### TASK
Locate the string "ciitlahore" in the listing below. Copy every line where it is found.

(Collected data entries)
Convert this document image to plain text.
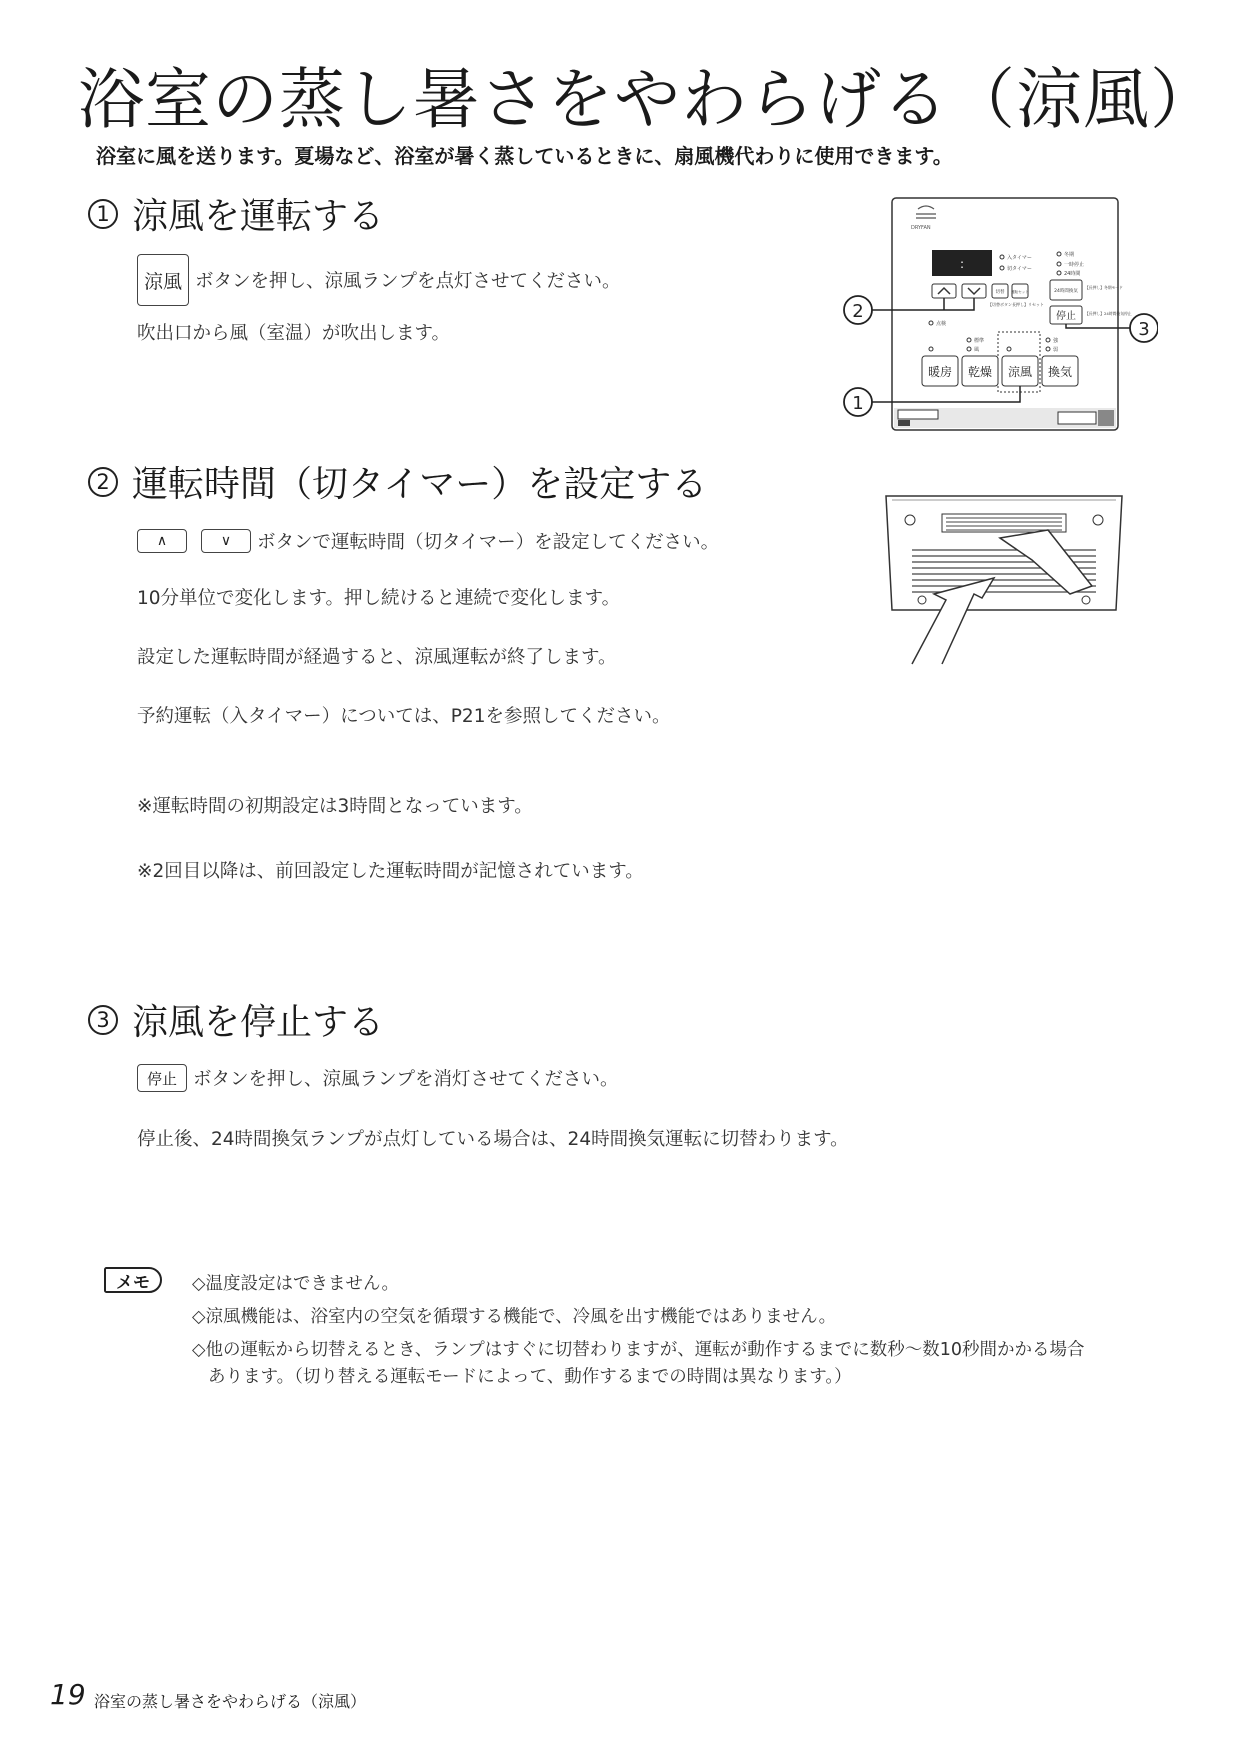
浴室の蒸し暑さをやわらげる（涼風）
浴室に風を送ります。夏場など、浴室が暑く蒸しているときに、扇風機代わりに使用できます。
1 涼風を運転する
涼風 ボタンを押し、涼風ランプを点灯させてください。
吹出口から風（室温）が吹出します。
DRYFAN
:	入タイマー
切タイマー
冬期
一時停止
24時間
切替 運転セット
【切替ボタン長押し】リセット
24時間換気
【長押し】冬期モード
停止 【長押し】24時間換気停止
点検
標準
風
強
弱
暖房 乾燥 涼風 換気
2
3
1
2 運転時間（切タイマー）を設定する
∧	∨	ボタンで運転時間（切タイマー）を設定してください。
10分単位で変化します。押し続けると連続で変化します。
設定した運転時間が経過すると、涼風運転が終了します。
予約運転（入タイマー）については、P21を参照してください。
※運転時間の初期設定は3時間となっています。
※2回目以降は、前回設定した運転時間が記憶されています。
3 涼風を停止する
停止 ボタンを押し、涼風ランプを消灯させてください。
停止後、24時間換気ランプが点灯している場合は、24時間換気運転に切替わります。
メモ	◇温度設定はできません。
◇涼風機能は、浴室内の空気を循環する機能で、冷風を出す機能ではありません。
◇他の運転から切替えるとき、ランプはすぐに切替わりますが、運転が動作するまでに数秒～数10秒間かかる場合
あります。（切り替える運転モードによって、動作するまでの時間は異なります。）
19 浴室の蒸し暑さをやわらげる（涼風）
---
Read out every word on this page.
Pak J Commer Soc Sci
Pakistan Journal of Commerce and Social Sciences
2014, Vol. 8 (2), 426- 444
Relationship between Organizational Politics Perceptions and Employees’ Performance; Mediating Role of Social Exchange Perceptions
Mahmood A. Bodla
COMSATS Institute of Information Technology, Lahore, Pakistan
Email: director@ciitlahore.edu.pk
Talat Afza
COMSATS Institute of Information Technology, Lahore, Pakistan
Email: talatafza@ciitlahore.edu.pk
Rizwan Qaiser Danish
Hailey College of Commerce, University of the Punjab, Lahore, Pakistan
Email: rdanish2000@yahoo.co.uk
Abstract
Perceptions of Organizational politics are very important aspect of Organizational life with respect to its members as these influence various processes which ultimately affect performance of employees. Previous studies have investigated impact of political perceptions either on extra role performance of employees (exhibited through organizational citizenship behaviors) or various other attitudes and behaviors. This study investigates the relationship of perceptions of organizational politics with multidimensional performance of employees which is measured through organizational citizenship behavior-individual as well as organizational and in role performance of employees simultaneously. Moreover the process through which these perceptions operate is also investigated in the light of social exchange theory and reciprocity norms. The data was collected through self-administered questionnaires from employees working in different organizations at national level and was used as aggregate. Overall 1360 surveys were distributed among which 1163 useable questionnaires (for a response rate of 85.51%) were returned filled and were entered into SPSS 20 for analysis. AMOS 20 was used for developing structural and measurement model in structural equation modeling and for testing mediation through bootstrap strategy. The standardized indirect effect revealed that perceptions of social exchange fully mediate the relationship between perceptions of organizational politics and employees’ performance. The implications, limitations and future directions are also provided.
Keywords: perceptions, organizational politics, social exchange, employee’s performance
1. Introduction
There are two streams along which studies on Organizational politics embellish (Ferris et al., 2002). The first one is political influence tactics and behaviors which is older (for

### THE RESULT
Email: director@ciitlahore.edu.pk
Email: talatafza@ciitlahore.edu.pk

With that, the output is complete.